»»

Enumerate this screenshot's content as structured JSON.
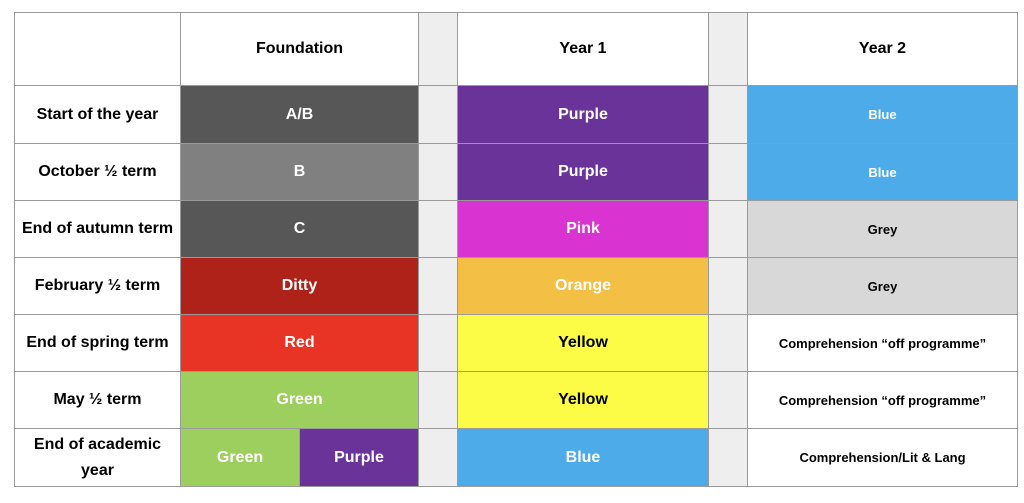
{
  "headers": {
    "corner": "",
    "foundation": "Foundation",
    "year1": "Year 1",
    "year2": "Year 2"
  },
  "colors": {
    "darkgrey": "#575757",
    "midgrey": "#808080",
    "purple": "#6a3399",
    "blue": "#4eabea",
    "pink": "#d933d1",
    "lightgrey": "#d8d8d8",
    "darkred": "#ae2219",
    "orange": "#f4bf45",
    "red": "#e83425",
    "yellow": "#fcfc47",
    "green": "#9ccf5e",
    "white": "#ffffff",
    "spacer": "#eeeeee"
  },
  "rows": [
    {
      "label": "Start of the year",
      "foundation": "A/B",
      "year1": "Purple",
      "year2": "Blue"
    },
    {
      "label": "October ½ term",
      "foundation": "B",
      "year1": "Purple",
      "year2": "Blue"
    },
    {
      "label": "End of autumn term",
      "foundation": "C",
      "year1": "Pink",
      "year2": "Grey"
    },
    {
      "label": "February ½ term",
      "foundation": "Ditty",
      "year1": "Orange",
      "year2": "Grey"
    },
    {
      "label": "End of spring term",
      "foundation": "Red",
      "year1": "Yellow",
      "year2": "Comprehension “off programme”"
    },
    {
      "label": "May ½ term",
      "foundation": "Green",
      "year1": "Yellow",
      "year2": "Comprehension “off programme”"
    },
    {
      "label": "End of academic year",
      "foundation_split": [
        "Green",
        "Purple"
      ],
      "year1": "Blue",
      "year2": "Comprehension/Lit & Lang"
    }
  ]
}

««

(Exercise objective): Write out the records above once more, word for word, with no pictures.

(Answer below):
Enumerate this screenshot's content as structured JSON.
{
  "headers": {
    "corner": "",
    "foundation": "Foundation",
    "year1": "Year 1",
    "year2": "Year 2"
  },
  "colors": {
    "darkgrey": "#575757",
    "midgrey": "#808080",
    "purple": "#6a3399",
    "blue": "#4eabea",
    "pink": "#d933d1",
    "lightgrey": "#d8d8d8",
    "darkred": "#ae2219",
    "orange": "#f4bf45",
    "red": "#e83425",
    "yellow": "#fcfc47",
    "green": "#9ccf5e",
    "white": "#ffffff",
    "spacer": "#eeeeee"
  },
  "rows": [
    {
      "label": "Start of the year",
      "foundation": "A/B",
      "year1": "Purple",
      "year2": "Blue"
    },
    {
      "label": "October ½ term",
      "foundation": "B",
      "year1": "Purple",
      "year2": "Blue"
    },
    {
      "label": "End of autumn term",
      "foundation": "C",
      "year1": "Pink",
      "year2": "Grey"
    },
    {
      "label": "February ½ term",
      "foundation": "Ditty",
      "year1": "Orange",
      "year2": "Grey"
    },
    {
      "label": "End of spring term",
      "foundation": "Red",
      "year1": "Yellow",
      "year2": "Comprehension “off programme”"
    },
    {
      "label": "May ½ term",
      "foundation": "Green",
      "year1": "Yellow",
      "year2": "Comprehension “off programme”"
    },
    {
      "label": "End of academic year",
      "foundation_split": [
        "Green",
        "Purple"
      ],
      "year1": "Blue",
      "year2": "Comprehension/Lit & Lang"
    }
  ]
}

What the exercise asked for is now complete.